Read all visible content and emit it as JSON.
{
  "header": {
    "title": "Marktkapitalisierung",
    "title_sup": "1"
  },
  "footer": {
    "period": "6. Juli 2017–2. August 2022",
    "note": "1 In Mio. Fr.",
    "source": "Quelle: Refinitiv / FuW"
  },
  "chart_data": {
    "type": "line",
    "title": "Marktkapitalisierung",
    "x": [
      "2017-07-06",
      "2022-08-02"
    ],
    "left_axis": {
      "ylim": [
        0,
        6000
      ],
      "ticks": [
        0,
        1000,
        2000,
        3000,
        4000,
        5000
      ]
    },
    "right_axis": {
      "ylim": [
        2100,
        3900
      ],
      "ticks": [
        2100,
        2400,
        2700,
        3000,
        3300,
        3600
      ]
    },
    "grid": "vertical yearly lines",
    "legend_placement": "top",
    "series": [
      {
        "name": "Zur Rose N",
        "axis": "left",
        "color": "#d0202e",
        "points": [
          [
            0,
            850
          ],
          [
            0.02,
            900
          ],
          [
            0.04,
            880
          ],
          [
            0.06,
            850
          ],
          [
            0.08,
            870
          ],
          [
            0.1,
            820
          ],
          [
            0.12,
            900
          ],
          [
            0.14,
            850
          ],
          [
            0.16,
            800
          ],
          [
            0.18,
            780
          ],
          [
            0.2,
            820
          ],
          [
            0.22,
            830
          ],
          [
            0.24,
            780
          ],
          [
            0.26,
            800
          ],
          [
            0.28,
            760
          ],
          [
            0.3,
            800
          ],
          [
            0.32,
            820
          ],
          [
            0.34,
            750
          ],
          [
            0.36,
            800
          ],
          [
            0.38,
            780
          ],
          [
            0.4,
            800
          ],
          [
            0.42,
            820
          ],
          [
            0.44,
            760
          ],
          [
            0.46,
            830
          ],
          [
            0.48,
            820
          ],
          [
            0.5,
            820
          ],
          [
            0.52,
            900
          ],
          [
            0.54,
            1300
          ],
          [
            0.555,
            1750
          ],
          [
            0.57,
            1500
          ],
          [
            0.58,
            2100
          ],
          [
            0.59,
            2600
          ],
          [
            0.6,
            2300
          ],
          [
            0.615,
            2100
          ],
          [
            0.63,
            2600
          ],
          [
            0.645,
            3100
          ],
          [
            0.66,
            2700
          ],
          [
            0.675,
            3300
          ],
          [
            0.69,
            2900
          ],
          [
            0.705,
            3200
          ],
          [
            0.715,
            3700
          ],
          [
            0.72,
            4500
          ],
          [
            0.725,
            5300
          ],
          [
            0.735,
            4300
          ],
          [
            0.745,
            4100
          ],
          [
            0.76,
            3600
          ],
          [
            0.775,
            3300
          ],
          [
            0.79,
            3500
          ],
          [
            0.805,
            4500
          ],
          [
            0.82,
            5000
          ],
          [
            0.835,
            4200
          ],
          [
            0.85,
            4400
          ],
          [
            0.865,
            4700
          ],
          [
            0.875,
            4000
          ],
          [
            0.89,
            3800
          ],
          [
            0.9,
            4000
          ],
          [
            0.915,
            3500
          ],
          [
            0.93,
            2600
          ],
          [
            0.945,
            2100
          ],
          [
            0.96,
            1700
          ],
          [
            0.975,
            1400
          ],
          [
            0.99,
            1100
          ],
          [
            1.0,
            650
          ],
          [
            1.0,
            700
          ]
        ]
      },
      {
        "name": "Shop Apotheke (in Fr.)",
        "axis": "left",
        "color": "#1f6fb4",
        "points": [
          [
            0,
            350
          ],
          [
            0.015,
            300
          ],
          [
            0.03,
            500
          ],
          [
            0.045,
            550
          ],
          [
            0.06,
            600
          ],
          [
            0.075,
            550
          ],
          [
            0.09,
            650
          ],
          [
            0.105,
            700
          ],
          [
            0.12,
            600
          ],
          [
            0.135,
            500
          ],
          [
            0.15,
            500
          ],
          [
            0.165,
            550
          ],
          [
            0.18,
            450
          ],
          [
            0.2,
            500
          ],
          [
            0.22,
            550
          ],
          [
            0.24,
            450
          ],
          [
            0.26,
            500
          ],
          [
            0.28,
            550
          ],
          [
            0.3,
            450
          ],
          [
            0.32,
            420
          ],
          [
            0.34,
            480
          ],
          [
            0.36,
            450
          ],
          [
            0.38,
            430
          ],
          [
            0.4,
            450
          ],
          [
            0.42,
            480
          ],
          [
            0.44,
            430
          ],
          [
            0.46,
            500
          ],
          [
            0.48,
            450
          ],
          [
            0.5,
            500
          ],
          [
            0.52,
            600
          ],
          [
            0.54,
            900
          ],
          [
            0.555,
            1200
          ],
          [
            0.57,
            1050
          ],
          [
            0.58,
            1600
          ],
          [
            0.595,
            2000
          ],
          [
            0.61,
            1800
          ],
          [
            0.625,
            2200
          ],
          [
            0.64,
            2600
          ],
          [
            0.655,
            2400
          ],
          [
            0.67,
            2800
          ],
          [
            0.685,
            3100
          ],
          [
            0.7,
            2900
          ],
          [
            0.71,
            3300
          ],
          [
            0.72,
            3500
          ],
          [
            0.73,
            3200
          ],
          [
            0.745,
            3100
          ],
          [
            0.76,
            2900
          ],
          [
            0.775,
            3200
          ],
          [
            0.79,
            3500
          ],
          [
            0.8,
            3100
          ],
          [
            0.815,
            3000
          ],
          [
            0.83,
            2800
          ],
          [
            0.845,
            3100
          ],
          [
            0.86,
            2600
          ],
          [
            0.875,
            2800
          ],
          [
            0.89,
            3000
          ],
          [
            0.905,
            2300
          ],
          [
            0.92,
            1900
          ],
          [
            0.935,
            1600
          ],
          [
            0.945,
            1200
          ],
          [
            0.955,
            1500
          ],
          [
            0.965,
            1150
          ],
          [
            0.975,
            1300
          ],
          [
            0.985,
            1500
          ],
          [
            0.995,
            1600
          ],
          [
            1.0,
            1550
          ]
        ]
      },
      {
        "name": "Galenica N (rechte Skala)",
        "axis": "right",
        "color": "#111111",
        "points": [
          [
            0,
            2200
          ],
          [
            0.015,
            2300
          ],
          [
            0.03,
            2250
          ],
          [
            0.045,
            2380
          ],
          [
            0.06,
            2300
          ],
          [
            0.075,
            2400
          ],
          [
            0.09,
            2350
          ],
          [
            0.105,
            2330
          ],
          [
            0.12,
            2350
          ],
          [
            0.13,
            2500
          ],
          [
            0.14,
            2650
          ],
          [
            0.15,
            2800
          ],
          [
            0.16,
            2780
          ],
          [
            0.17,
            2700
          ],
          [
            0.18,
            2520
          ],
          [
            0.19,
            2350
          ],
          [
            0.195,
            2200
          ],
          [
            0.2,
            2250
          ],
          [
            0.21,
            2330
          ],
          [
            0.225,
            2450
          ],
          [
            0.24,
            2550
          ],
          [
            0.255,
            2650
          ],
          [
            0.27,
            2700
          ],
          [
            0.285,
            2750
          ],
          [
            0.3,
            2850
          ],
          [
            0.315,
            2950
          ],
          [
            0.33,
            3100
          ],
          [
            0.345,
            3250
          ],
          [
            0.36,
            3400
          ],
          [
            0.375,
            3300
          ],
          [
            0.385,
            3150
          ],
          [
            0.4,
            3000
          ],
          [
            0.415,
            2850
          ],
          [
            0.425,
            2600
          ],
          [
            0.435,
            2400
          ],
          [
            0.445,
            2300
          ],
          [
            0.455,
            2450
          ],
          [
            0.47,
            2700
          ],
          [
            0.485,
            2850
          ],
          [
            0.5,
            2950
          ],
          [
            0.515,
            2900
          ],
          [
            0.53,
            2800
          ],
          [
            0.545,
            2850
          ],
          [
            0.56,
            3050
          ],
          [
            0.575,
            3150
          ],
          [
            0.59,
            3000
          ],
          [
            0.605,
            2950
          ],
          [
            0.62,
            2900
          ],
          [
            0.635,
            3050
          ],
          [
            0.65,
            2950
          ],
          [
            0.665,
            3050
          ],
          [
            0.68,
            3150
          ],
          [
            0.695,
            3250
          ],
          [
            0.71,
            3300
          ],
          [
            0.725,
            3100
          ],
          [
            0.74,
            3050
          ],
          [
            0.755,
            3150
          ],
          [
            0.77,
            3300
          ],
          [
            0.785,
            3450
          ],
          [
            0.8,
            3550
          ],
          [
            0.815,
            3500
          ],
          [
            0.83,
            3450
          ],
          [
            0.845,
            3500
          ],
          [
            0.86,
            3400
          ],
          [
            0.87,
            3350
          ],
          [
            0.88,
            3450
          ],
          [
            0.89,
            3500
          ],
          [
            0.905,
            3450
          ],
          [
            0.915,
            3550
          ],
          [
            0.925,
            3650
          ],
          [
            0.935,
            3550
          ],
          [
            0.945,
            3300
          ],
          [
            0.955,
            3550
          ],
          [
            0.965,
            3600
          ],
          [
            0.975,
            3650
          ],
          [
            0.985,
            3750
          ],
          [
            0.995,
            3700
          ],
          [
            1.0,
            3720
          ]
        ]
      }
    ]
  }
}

## What to do:
In the listing above, locate each line with "color" and copy it.

## Solution:
        "color": "#d0202e",
        "color": "#1f6fb4",
        "color": "#111111",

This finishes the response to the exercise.